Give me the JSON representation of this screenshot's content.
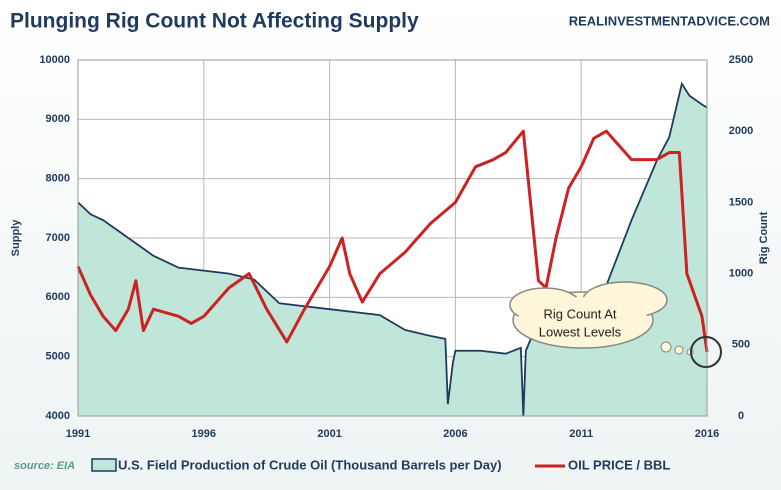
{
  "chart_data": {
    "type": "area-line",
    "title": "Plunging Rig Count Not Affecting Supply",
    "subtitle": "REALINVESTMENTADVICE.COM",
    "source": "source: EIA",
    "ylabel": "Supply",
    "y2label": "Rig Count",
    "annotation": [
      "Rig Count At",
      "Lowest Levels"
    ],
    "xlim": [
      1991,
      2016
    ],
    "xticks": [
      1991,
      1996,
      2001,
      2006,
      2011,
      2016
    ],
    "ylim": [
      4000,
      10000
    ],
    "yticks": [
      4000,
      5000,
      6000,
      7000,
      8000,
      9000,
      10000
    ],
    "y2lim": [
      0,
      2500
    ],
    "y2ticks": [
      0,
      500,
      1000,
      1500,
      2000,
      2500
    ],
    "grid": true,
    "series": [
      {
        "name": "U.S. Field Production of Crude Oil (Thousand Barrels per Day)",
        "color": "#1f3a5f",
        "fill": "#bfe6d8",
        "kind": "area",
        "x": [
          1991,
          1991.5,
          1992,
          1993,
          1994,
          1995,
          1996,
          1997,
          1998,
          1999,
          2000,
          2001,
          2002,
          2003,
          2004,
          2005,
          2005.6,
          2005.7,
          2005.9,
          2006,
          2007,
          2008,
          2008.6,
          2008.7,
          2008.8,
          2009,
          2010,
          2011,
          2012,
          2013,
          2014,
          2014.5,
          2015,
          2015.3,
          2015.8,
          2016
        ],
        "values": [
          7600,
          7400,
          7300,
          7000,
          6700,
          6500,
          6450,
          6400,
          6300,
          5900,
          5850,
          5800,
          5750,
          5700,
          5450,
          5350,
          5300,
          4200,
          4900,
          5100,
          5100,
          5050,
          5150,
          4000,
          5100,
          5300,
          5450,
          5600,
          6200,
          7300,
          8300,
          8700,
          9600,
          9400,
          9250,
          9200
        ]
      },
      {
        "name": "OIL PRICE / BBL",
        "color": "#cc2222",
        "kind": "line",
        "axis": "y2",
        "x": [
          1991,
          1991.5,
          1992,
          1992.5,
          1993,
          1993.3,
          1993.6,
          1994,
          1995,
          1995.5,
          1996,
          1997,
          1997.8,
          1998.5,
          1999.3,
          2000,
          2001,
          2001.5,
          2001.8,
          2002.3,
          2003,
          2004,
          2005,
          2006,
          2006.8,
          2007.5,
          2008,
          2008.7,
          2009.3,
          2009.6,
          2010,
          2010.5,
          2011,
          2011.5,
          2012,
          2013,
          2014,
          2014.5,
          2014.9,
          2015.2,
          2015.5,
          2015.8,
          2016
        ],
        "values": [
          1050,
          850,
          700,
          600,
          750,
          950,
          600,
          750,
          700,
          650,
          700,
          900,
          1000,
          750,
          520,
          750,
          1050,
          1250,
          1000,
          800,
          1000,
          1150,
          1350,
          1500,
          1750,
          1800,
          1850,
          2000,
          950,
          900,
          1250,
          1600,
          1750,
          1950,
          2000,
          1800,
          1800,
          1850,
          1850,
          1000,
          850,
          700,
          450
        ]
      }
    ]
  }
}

==

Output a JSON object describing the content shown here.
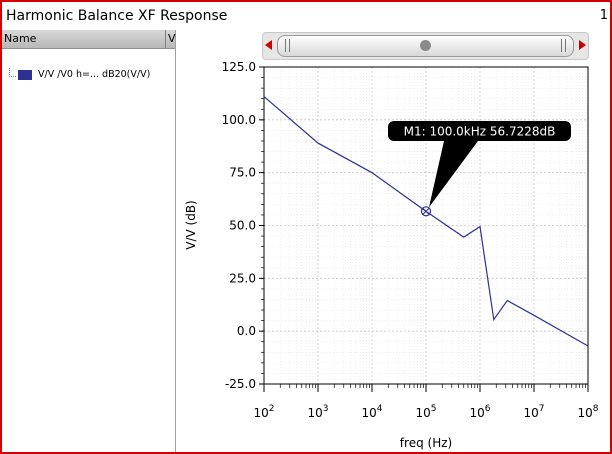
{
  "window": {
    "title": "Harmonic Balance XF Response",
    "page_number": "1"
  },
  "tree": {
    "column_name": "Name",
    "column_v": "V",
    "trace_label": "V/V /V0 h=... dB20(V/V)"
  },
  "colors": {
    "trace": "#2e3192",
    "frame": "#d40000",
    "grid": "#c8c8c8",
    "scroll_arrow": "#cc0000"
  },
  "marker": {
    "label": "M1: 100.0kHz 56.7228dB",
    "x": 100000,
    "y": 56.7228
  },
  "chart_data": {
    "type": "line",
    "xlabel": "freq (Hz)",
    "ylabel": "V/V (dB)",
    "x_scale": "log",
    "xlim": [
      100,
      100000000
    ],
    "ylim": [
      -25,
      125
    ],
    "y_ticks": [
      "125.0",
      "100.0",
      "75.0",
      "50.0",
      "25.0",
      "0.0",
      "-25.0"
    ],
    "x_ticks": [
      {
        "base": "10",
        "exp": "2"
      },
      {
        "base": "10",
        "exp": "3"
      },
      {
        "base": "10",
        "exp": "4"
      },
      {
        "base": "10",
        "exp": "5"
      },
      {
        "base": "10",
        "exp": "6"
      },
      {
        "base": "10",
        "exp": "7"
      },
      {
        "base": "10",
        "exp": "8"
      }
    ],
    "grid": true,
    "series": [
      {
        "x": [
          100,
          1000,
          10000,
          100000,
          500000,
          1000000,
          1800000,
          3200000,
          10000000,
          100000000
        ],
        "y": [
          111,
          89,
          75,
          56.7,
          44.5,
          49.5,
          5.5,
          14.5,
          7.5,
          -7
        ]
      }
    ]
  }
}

> _WHAT TO WORK ON_: Wherever "Count" shows up in a line, copy that line.

> _FULL ANSWER_:
    "title": "Plunging Rig Count Not Affecting Supply",
    "y2label": "Rig Count",
      "Rig Count At",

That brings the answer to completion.